Work required: Search the entries for the word "critical" and pull out each line that has it.

— BEGIN Dataset records —

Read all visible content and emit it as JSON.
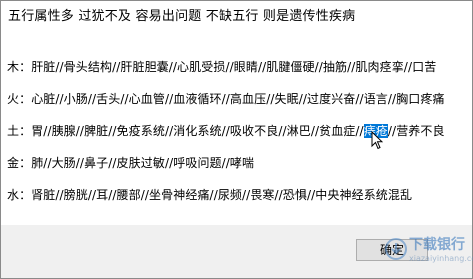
{
  "dialog": {
    "title": "五行属性多 过犹不及 容易出问题    不缺五行 则是遗传性疾病",
    "lines": [
      {
        "element": "木",
        "text": "木：肝脏//骨头结构//肝脏胆囊//心肌受损//眼睛//肌腱僵硬//抽筋//肌肉痉挛//口苦"
      },
      {
        "element": "火",
        "text": "火：心脏//小肠//舌头//心血管//血液循环//高血压//失眠//过度兴奋//语言//胸口疼痛"
      },
      {
        "element": "土",
        "text_before": "土：胃//胰腺//脾脏//免疫系统//消化系统//吸收不良//淋巴//贫血症//",
        "text_highlight": "痔疮",
        "text_after": "//营养不良"
      },
      {
        "element": "金",
        "text": "金：肺//大肠//鼻子//皮肤过敏//呼吸问题//哮喘"
      },
      {
        "element": "水",
        "text": "水：肾脏//膀胱//耳//腰部//坐骨神经痛//尿频//畏寒//恐惧//中央神经系统混乱"
      }
    ],
    "ok_button": "确定"
  },
  "watermark": {
    "text": "下载银行",
    "subtext": "xiazaiyinhang.com"
  },
  "colors": {
    "highlight": "#0078d7",
    "background": "#ffffff",
    "button": "#e1e1e1"
  }
}
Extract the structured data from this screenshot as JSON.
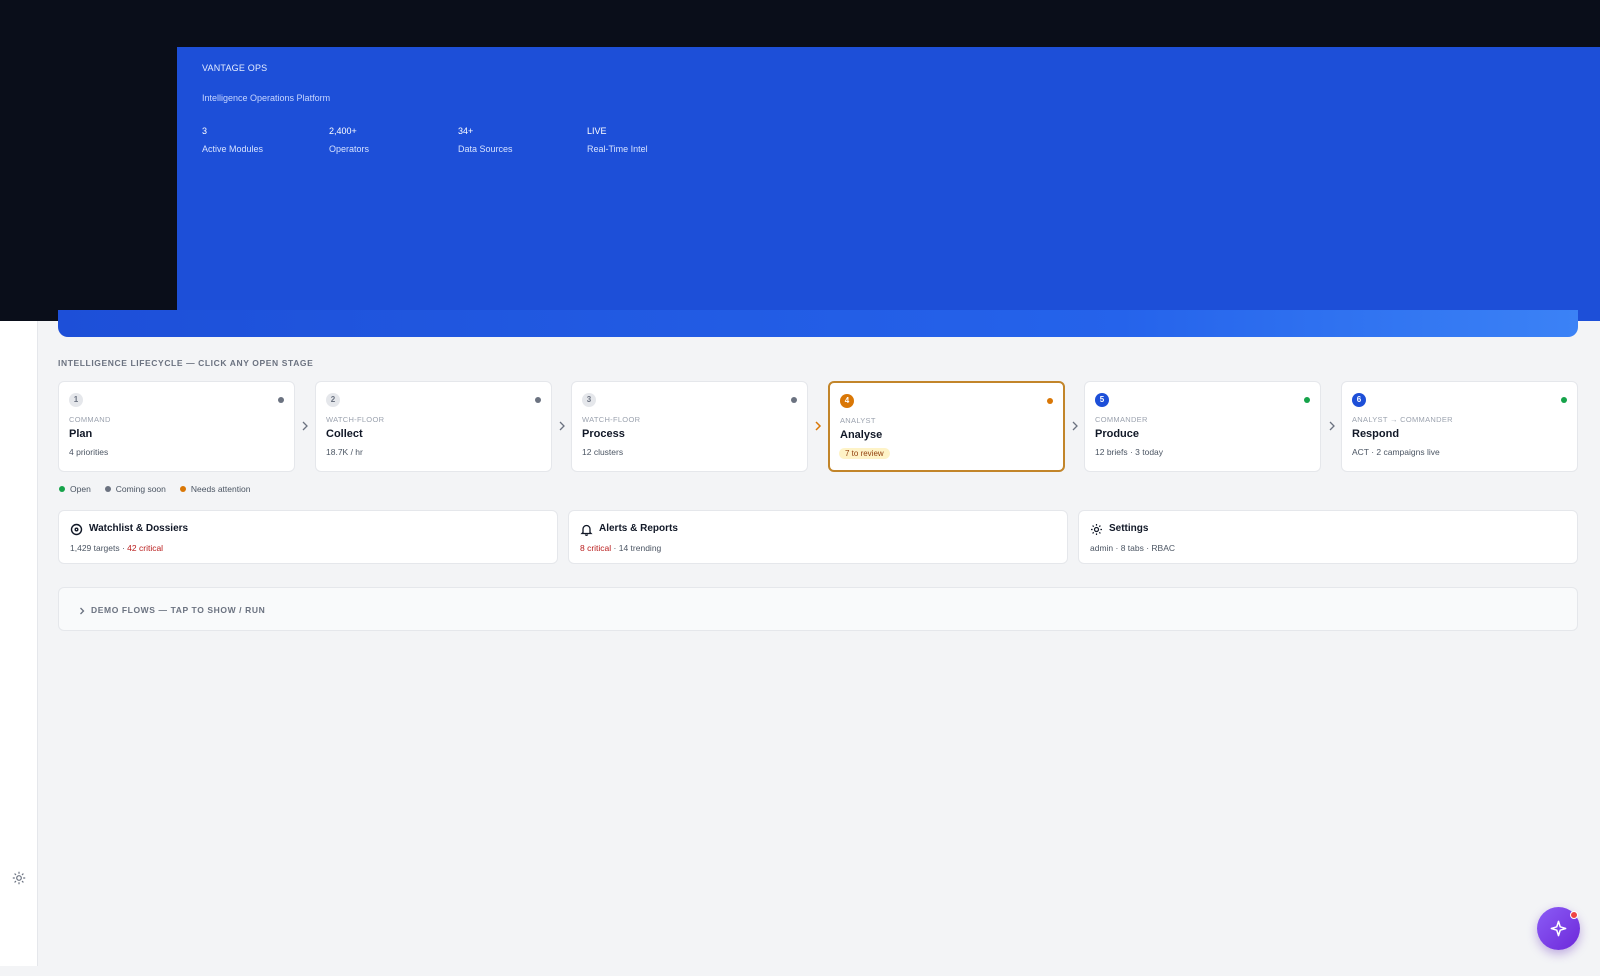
{
  "hero": {
    "brand": "VANTAGE OPS",
    "subtitle": "Intelligence Operations Platform",
    "stats": [
      {
        "value": "3",
        "label": "Active Modules"
      },
      {
        "value": "2,400+",
        "label": "Operators"
      },
      {
        "value": "34+",
        "label": "Data Sources"
      },
      {
        "value": "LIVE",
        "label": "Real-Time Intel"
      }
    ]
  },
  "lifecycle": {
    "heading": "INTELLIGENCE LIFECYCLE — CLICK ANY OPEN STAGE",
    "stages": [
      {
        "num": "1",
        "role": "COMMAND",
        "title": "Plan",
        "meta": "4 priorities",
        "status": "coming-soon"
      },
      {
        "num": "2",
        "role": "WATCH-FLOOR",
        "title": "Collect",
        "meta": "18.7K / hr",
        "status": "coming-soon"
      },
      {
        "num": "3",
        "role": "WATCH-FLOOR",
        "title": "Process",
        "meta": "12 clusters",
        "status": "coming-soon"
      },
      {
        "num": "4",
        "role": "ANALYST",
        "title": "Analyse",
        "badge": "7 to review",
        "status": "needs-attention"
      },
      {
        "num": "5",
        "role": "COMMANDER",
        "title": "Produce",
        "meta": "12 briefs · 3 today",
        "status": "open"
      },
      {
        "num": "6",
        "role": "ANALYST → COMMANDER",
        "title": "Respond",
        "meta": "ACT · 2 campaigns live",
        "status": "open"
      }
    ],
    "legend": {
      "open": "Open",
      "coming_soon": "Coming soon",
      "needs_attention": "Needs attention"
    }
  },
  "modules": {
    "watchlist": {
      "title": "Watchlist & Dossiers",
      "meta_a": "1,429 targets · ",
      "meta_b": "42 critical",
      "icon": "target-icon"
    },
    "alerts": {
      "title": "Alerts & Reports",
      "meta_a": "8 critical",
      "meta_b": " · 14 trending",
      "icon": "bell-icon"
    },
    "settings": {
      "title": "Settings",
      "meta": "admin · 8 tabs · RBAC",
      "icon": "gear-icon"
    }
  },
  "demo": {
    "label": "DEMO FLOWS — TAP TO SHOW / RUN"
  },
  "colors": {
    "hero_blue": "#1d4fd8",
    "dark": "#0a0e1a",
    "open": "#16a34a",
    "coming_soon": "#6b7280",
    "needs_attention": "#d97706",
    "critical": "#b91c1c",
    "fab": "#7c3aed"
  }
}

— END Dataset records —

Response:
      "meta_b": "42 critical",
      "meta_a": "8 critical",
    "critical": "#b91c1c",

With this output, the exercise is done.